── Materials provided ──
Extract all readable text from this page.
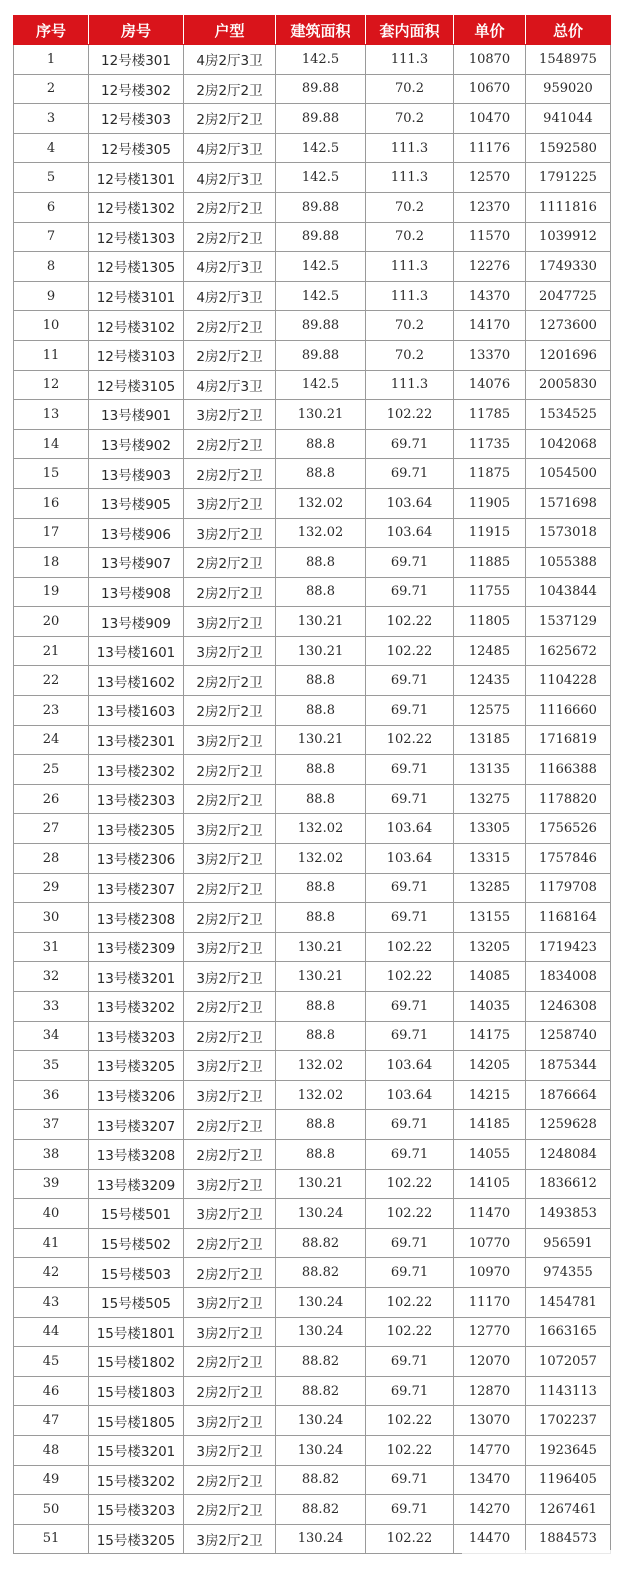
序号	房号	户型	建筑面积	套内面积	单价	总价
1	12号楼301	4房2厅3卫	142.5	111.3	10870	1548975
2	12号楼302	2房2厅2卫	89.88	70.2	10670	959020
3	12号楼303	2房2厅2卫	89.88	70.2	10470	941044
4	12号楼305	4房2厅3卫	142.5	111.3	11176	1592580
5	12号楼1301	4房2厅3卫	142.5	111.3	12570	1791225
6	12号楼1302	2房2厅2卫	89.88	70.2	12370	1111816
7	12号楼1303	2房2厅2卫	89.88	70.2	11570	1039912
8	12号楼1305	4房2厅3卫	142.5	111.3	12276	1749330
9	12号楼3101	4房2厅3卫	142.5	111.3	14370	2047725
10	12号楼3102	2房2厅2卫	89.88	70.2	14170	1273600
11	12号楼3103	2房2厅2卫	89.88	70.2	13370	1201696
12	12号楼3105	4房2厅3卫	142.5	111.3	14076	2005830
13	13号楼901	3房2厅2卫	130.21	102.22	11785	1534525
14	13号楼902	2房2厅2卫	88.8	69.71	11735	1042068
15	13号楼903	2房2厅2卫	88.8	69.71	11875	1054500
16	13号楼905	3房2厅2卫	132.02	103.64	11905	1571698
17	13号楼906	3房2厅2卫	132.02	103.64	11915	1573018
18	13号楼907	2房2厅2卫	88.8	69.71	11885	1055388
19	13号楼908	2房2厅2卫	88.8	69.71	11755	1043844
20	13号楼909	3房2厅2卫	130.21	102.22	11805	1537129
21	13号楼1601	3房2厅2卫	130.21	102.22	12485	1625672
22	13号楼1602	2房2厅2卫	88.8	69.71	12435	1104228
23	13号楼1603	2房2厅2卫	88.8	69.71	12575	1116660
24	13号楼2301	3房2厅2卫	130.21	102.22	13185	1716819
25	13号楼2302	2房2厅2卫	88.8	69.71	13135	1166388
26	13号楼2303	2房2厅2卫	88.8	69.71	13275	1178820
27	13号楼2305	3房2厅2卫	132.02	103.64	13305	1756526
28	13号楼2306	3房2厅2卫	132.02	103.64	13315	1757846
29	13号楼2307	2房2厅2卫	88.8	69.71	13285	1179708
30	13号楼2308	2房2厅2卫	88.8	69.71	13155	1168164
31	13号楼2309	3房2厅2卫	130.21	102.22	13205	1719423
32	13号楼3201	3房2厅2卫	130.21	102.22	14085	1834008
33	13号楼3202	2房2厅2卫	88.8	69.71	14035	1246308
34	13号楼3203	2房2厅2卫	88.8	69.71	14175	1258740
35	13号楼3205	3房2厅2卫	132.02	103.64	14205	1875344
36	13号楼3206	3房2厅2卫	132.02	103.64	14215	1876664
37	13号楼3207	2房2厅2卫	88.8	69.71	14185	1259628
38	13号楼3208	2房2厅2卫	88.8	69.71	14055	1248084
39	13号楼3209	3房2厅2卫	130.21	102.22	14105	1836612
40	15号楼501	3房2厅2卫	130.24	102.22	11470	1493853
41	15号楼502	2房2厅2卫	88.82	69.71	10770	956591
42	15号楼503	2房2厅2卫	88.82	69.71	10970	974355
43	15号楼505	3房2厅2卫	130.24	102.22	11170	1454781
44	15号楼1801	3房2厅2卫	130.24	102.22	12770	1663165
45	15号楼1802	2房2厅2卫	88.82	69.71	12070	1072057
46	15号楼1803	2房2厅2卫	88.82	69.71	12870	1143113
47	15号楼1805	3房2厅2卫	130.24	102.22	13070	1702237
48	15号楼3201	3房2厅2卫	130.24	102.22	14770	1923645
49	15号楼3202	2房2厅2卫	88.82	69.71	13470	1196405
50	15号楼3203	2房2厅2卫	88.82	69.71	14270	1267461
51	15号楼3205	3房2厅2卫	130.24	102.22	14470	1884573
───
Requirements: Pictures are not part of the copy; output everything else in the records exactly.

The completed task:
Extract all readable text from this page.
序号	房号	户型	建筑面积	套内面积	单价	总价
1	12号楼301	4房2厅3卫	142.5	111.3	10870	1548975
2	12号楼302	2房2厅2卫	89.88	70.2	10670	959020
3	12号楼303	2房2厅2卫	89.88	70.2	10470	941044
4	12号楼305	4房2厅3卫	142.5	111.3	11176	1592580
5	12号楼1301	4房2厅3卫	142.5	111.3	12570	1791225
6	12号楼1302	2房2厅2卫	89.88	70.2	12370	1111816
7	12号楼1303	2房2厅2卫	89.88	70.2	11570	1039912
8	12号楼1305	4房2厅3卫	142.5	111.3	12276	1749330
9	12号楼3101	4房2厅3卫	142.5	111.3	14370	2047725
10	12号楼3102	2房2厅2卫	89.88	70.2	14170	1273600
11	12号楼3103	2房2厅2卫	89.88	70.2	13370	1201696
12	12号楼3105	4房2厅3卫	142.5	111.3	14076	2005830
13	13号楼901	3房2厅2卫	130.21	102.22	11785	1534525
14	13号楼902	2房2厅2卫	88.8	69.71	11735	1042068
15	13号楼903	2房2厅2卫	88.8	69.71	11875	1054500
16	13号楼905	3房2厅2卫	132.02	103.64	11905	1571698
17	13号楼906	3房2厅2卫	132.02	103.64	11915	1573018
18	13号楼907	2房2厅2卫	88.8	69.71	11885	1055388
19	13号楼908	2房2厅2卫	88.8	69.71	11755	1043844
20	13号楼909	3房2厅2卫	130.21	102.22	11805	1537129
21	13号楼1601	3房2厅2卫	130.21	102.22	12485	1625672
22	13号楼1602	2房2厅2卫	88.8	69.71	12435	1104228
23	13号楼1603	2房2厅2卫	88.8	69.71	12575	1116660
24	13号楼2301	3房2厅2卫	130.21	102.22	13185	1716819
25	13号楼2302	2房2厅2卫	88.8	69.71	13135	1166388
26	13号楼2303	2房2厅2卫	88.8	69.71	13275	1178820
27	13号楼2305	3房2厅2卫	132.02	103.64	13305	1756526
28	13号楼2306	3房2厅2卫	132.02	103.64	13315	1757846
29	13号楼2307	2房2厅2卫	88.8	69.71	13285	1179708
30	13号楼2308	2房2厅2卫	88.8	69.71	13155	1168164
31	13号楼2309	3房2厅2卫	130.21	102.22	13205	1719423
32	13号楼3201	3房2厅2卫	130.21	102.22	14085	1834008
33	13号楼3202	2房2厅2卫	88.8	69.71	14035	1246308
34	13号楼3203	2房2厅2卫	88.8	69.71	14175	1258740
35	13号楼3205	3房2厅2卫	132.02	103.64	14205	1875344
36	13号楼3206	3房2厅2卫	132.02	103.64	14215	1876664
37	13号楼3207	2房2厅2卫	88.8	69.71	14185	1259628
38	13号楼3208	2房2厅2卫	88.8	69.71	14055	1248084
39	13号楼3209	3房2厅2卫	130.21	102.22	14105	1836612
40	15号楼501	3房2厅2卫	130.24	102.22	11470	1493853
41	15号楼502	2房2厅2卫	88.82	69.71	10770	956591
42	15号楼503	2房2厅2卫	88.82	69.71	10970	974355
43	15号楼505	3房2厅2卫	130.24	102.22	11170	1454781
44	15号楼1801	3房2厅2卫	130.24	102.22	12770	1663165
45	15号楼1802	2房2厅2卫	88.82	69.71	12070	1072057
46	15号楼1803	2房2厅2卫	88.82	69.71	12870	1143113
47	15号楼1805	3房2厅2卫	130.24	102.22	13070	1702237
48	15号楼3201	3房2厅2卫	130.24	102.22	14770	1923645
49	15号楼3202	2房2厅2卫	88.82	69.71	13470	1196405
50	15号楼3203	2房2厅2卫	88.82	69.71	14270	1267461
51	15号楼3205	3房2厅2卫	130.24	102.22	14470	1884573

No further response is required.